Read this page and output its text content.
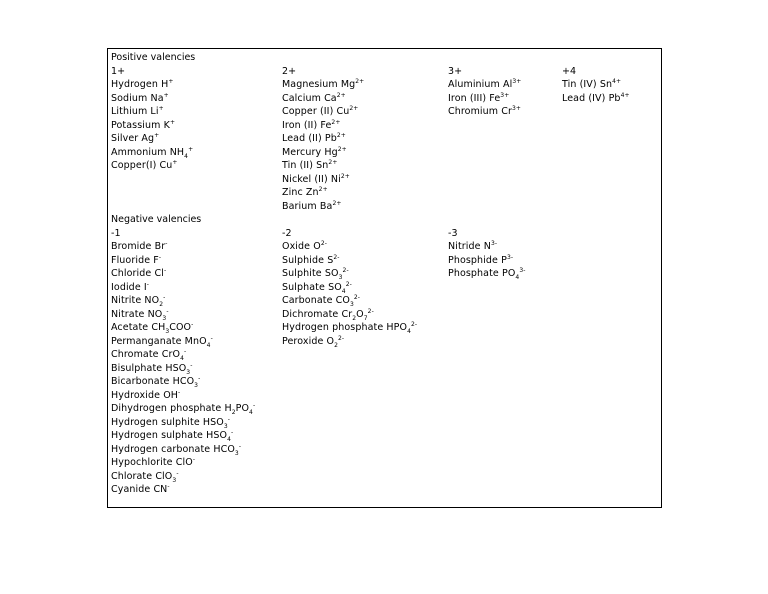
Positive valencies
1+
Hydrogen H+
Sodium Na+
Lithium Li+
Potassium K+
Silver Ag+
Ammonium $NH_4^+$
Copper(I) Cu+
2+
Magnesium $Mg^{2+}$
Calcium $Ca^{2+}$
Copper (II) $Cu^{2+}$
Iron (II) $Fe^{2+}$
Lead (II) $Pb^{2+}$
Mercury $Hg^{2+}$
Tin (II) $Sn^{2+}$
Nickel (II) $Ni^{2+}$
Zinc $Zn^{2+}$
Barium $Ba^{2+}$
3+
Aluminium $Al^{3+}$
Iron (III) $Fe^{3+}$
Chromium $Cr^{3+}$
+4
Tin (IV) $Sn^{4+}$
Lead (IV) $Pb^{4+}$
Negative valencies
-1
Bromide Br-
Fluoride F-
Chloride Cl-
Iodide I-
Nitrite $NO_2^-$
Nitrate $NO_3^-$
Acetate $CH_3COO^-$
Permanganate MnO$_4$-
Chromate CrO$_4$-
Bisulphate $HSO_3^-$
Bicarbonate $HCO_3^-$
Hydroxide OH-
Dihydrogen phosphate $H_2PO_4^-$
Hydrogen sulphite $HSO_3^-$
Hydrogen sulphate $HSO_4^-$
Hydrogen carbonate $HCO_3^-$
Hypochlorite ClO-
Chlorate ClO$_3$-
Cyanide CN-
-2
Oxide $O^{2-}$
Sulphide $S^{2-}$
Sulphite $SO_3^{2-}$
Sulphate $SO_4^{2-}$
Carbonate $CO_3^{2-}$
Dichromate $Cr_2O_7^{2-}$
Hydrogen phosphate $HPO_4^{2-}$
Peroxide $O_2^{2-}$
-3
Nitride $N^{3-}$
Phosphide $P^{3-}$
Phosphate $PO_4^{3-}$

····················

Task to complete:
Extract lines where the string "valencies" occurs.

Solution to the problem:
Positive valencies
Negative valencies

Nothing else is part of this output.